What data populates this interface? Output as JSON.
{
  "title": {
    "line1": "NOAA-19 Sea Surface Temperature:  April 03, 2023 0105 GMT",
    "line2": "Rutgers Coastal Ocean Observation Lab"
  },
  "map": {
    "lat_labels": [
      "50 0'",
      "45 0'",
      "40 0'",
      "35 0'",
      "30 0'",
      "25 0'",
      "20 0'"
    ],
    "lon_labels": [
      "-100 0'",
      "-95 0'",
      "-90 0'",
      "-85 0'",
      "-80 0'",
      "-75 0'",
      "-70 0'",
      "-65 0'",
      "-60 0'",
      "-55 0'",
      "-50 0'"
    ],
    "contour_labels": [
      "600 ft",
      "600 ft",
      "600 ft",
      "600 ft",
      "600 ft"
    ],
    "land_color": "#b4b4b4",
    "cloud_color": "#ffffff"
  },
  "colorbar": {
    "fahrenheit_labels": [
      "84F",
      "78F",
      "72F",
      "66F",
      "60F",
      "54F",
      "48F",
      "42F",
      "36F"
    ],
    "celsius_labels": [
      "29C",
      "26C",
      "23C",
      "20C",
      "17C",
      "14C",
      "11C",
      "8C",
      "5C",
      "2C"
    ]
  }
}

Given instruction. Print every line of the records exactly. Omit nothing.

Reply.
What data populates this interface? Output as JSON.
{
  "title": {
    "line1": "NOAA-19 Sea Surface Temperature:  April 03, 2023 0105 GMT",
    "line2": "Rutgers Coastal Ocean Observation Lab"
  },
  "map": {
    "lat_labels": [
      "50 0'",
      "45 0'",
      "40 0'",
      "35 0'",
      "30 0'",
      "25 0'",
      "20 0'"
    ],
    "lon_labels": [
      "-100 0'",
      "-95 0'",
      "-90 0'",
      "-85 0'",
      "-80 0'",
      "-75 0'",
      "-70 0'",
      "-65 0'",
      "-60 0'",
      "-55 0'",
      "-50 0'"
    ],
    "contour_labels": [
      "600 ft",
      "600 ft",
      "600 ft",
      "600 ft",
      "600 ft"
    ],
    "land_color": "#b4b4b4",
    "cloud_color": "#ffffff"
  },
  "colorbar": {
    "fahrenheit_labels": [
      "84F",
      "78F",
      "72F",
      "66F",
      "60F",
      "54F",
      "48F",
      "42F",
      "36F"
    ],
    "celsius_labels": [
      "29C",
      "26C",
      "23C",
      "20C",
      "17C",
      "14C",
      "11C",
      "8C",
      "5C",
      "2C"
    ]
  }
}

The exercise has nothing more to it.